━━ Stored data

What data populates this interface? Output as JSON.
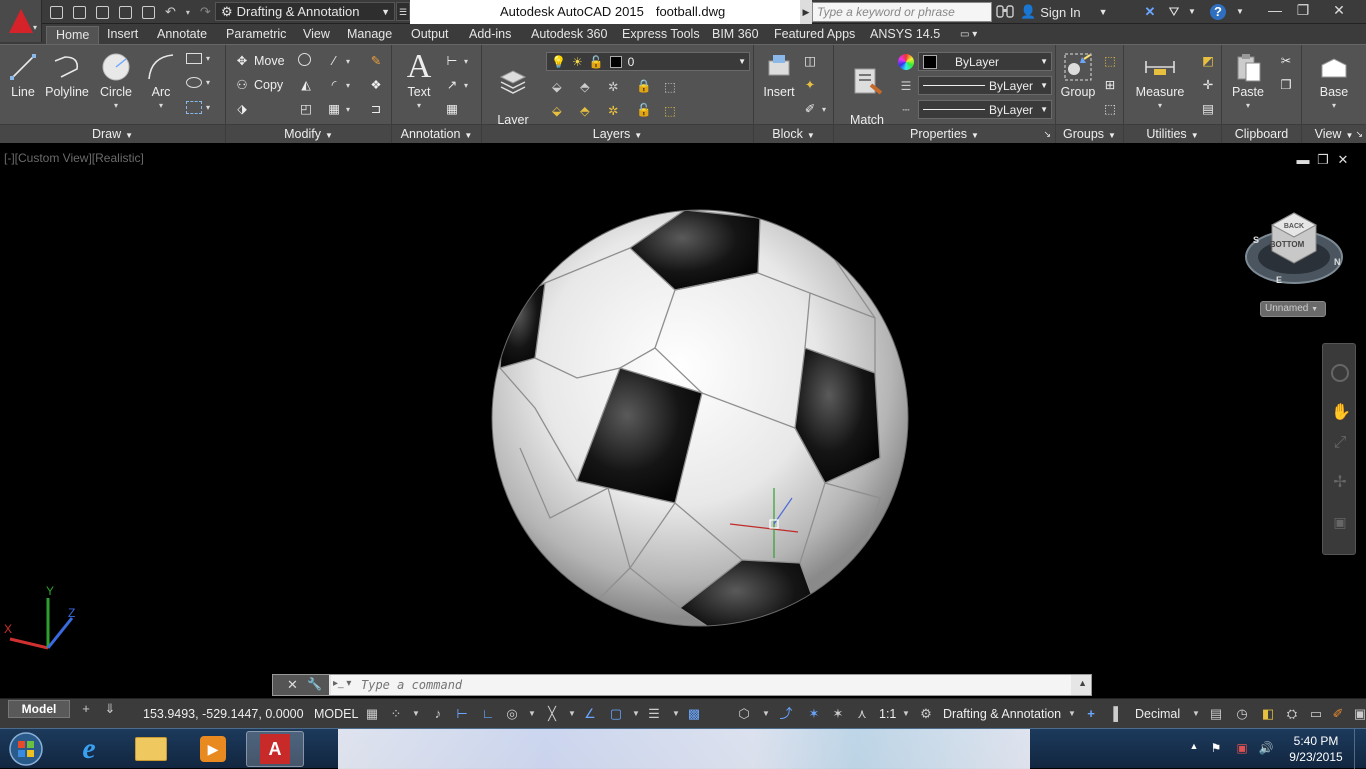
{
  "titlebar": {
    "workspace": "Drafting & Annotation",
    "app_title": "Autodesk AutoCAD 2015",
    "doc_name": "football.dwg",
    "search_placeholder": "Type a keyword or phrase",
    "signin": "Sign In"
  },
  "ribbon_tabs": [
    "Home",
    "Insert",
    "Annotate",
    "Parametric",
    "View",
    "Manage",
    "Output",
    "Add-ins",
    "Autodesk 360",
    "Express Tools",
    "BIM 360",
    "Featured Apps",
    "ANSYS 14.5"
  ],
  "draw": {
    "title": "Draw",
    "line": "Line",
    "polyline": "Polyline",
    "circle": "Circle",
    "arc": "Arc"
  },
  "modify": {
    "title": "Modify",
    "move": "Move",
    "copy": "Copy"
  },
  "annotation": {
    "title": "Annotation",
    "text": "Text"
  },
  "layers": {
    "title": "Layers",
    "layer_properties": "Layer\nProperties",
    "current_layer": "0"
  },
  "block": {
    "title": "Block",
    "insert": "Insert"
  },
  "properties": {
    "title": "Properties",
    "match": "Match\nProperties",
    "color": "ByLayer",
    "linetype": "ByLayer",
    "lineweight": "ByLayer"
  },
  "groups": {
    "title": "Groups",
    "group": "Group"
  },
  "utilities": {
    "title": "Utilities",
    "measure": "Measure"
  },
  "clipboard": {
    "title": "Clipboard",
    "paste": "Paste"
  },
  "view_panel": {
    "title": "View",
    "base": "Base"
  },
  "viewport": {
    "label": "[-][Custom View][Realistic]",
    "viewcube_face_top": "BACK",
    "viewcube_face_front": "BOTTOM",
    "compass": [
      "S",
      "E",
      "N"
    ],
    "ucs_name": "Unnamed"
  },
  "command": {
    "placeholder": "Type a command"
  },
  "statusbar": {
    "model_tab": "Model",
    "coords": "153.9493, -529.1447, 0.0000",
    "space": "MODEL",
    "scale": "1:1",
    "workspace": "Drafting & Annotation",
    "units": "Decimal"
  },
  "taskbar": {
    "time": "5:40 PM",
    "date": "9/23/2015"
  }
}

━━━━

Objective:
Reproduce all the records verbatim, excluding images.

Right answer:
What data populates this interface? Output as JSON.
{
  "titlebar": {
    "workspace": "Drafting & Annotation",
    "app_title": "Autodesk AutoCAD 2015",
    "doc_name": "football.dwg",
    "search_placeholder": "Type a keyword or phrase",
    "signin": "Sign In"
  },
  "ribbon_tabs": [
    "Home",
    "Insert",
    "Annotate",
    "Parametric",
    "View",
    "Manage",
    "Output",
    "Add-ins",
    "Autodesk 360",
    "Express Tools",
    "BIM 360",
    "Featured Apps",
    "ANSYS 14.5"
  ],
  "draw": {
    "title": "Draw",
    "line": "Line",
    "polyline": "Polyline",
    "circle": "Circle",
    "arc": "Arc"
  },
  "modify": {
    "title": "Modify",
    "move": "Move",
    "copy": "Copy"
  },
  "annotation": {
    "title": "Annotation",
    "text": "Text"
  },
  "layers": {
    "title": "Layers",
    "layer_properties": "Layer\nProperties",
    "current_layer": "0"
  },
  "block": {
    "title": "Block",
    "insert": "Insert"
  },
  "properties": {
    "title": "Properties",
    "match": "Match\nProperties",
    "color": "ByLayer",
    "linetype": "ByLayer",
    "lineweight": "ByLayer"
  },
  "groups": {
    "title": "Groups",
    "group": "Group"
  },
  "utilities": {
    "title": "Utilities",
    "measure": "Measure"
  },
  "clipboard": {
    "title": "Clipboard",
    "paste": "Paste"
  },
  "view_panel": {
    "title": "View",
    "base": "Base"
  },
  "viewport": {
    "label": "[-][Custom View][Realistic]",
    "viewcube_face_top": "BACK",
    "viewcube_face_front": "BOTTOM",
    "compass": [
      "S",
      "E",
      "N"
    ],
    "ucs_name": "Unnamed"
  },
  "command": {
    "placeholder": "Type a command"
  },
  "statusbar": {
    "model_tab": "Model",
    "coords": "153.9493, -529.1447, 0.0000",
    "space": "MODEL",
    "scale": "1:1",
    "workspace": "Drafting & Annotation",
    "units": "Decimal"
  },
  "taskbar": {
    "time": "5:40 PM",
    "date": "9/23/2015"
  }
}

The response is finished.